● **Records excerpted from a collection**
_ _ _

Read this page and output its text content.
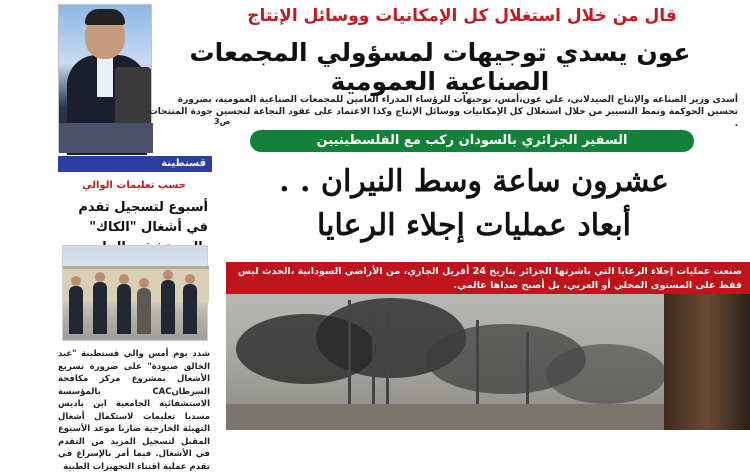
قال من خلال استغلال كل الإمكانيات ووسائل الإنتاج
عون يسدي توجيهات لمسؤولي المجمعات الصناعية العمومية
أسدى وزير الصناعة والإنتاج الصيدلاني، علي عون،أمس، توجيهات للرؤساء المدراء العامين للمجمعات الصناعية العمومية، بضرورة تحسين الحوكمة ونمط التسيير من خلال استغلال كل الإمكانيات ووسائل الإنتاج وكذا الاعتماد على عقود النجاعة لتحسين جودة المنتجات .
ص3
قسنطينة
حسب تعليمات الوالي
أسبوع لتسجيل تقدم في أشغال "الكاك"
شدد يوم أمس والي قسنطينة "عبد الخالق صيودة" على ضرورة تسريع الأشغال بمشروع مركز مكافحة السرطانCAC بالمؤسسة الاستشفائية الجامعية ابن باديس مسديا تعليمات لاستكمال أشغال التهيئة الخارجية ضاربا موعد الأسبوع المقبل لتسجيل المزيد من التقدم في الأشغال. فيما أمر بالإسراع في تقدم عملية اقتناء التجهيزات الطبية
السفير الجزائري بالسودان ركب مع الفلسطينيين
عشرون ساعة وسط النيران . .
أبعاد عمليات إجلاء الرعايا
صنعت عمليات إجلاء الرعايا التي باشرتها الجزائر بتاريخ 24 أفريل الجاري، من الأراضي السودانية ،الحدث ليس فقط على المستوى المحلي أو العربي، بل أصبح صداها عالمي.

_ _ _

Print all of the entries word for word. Skip any images they contain.

Read this page and output its text content.
قال من خلال استغلال كل الإمكانيات ووسائل الإنتاج
عون يسدي توجيهات لمسؤولي المجمعات الصناعية العمومية
أسدى وزير الصناعة والإنتاج الصيدلاني، علي عون،أمس، توجيهات للرؤساء المدراء العامين للمجمعات الصناعية العمومية، بضرورة تحسين الحوكمة ونمط التسيير من خلال استغلال كل الإمكانيات ووسائل الإنتاج وكذا الاعتماد على عقود النجاعة لتحسين جودة المنتجات .
ص3
قسنطينة
حسب تعليمات الوالي
أسبوع لتسجيل تقدم في أشغال "الكاك"
شدد يوم أمس والي قسنطينة "عبد الخالق صيودة" على ضرورة تسريع الأشغال بمشروع مركز مكافحة السرطانCAC بالمؤسسة الاستشفائية الجامعية ابن باديس مسديا تعليمات لاستكمال أشغال التهيئة الخارجية ضاربا موعد الأسبوع المقبل لتسجيل المزيد من التقدم في الأشغال. فيما أمر بالإسراع في تقدم عملية اقتناء التجهيزات الطبية
السفير الجزائري بالسودان ركب مع الفلسطينيين
عشرون ساعة وسط النيران . .
أبعاد عمليات إجلاء الرعايا
صنعت عمليات إجلاء الرعايا التي باشرتها الجزائر بتاريخ 24 أفريل الجاري، من الأراضي السودانية ،الحدث ليس فقط على المستوى المحلي أو العربي، بل أصبح صداها عالمي.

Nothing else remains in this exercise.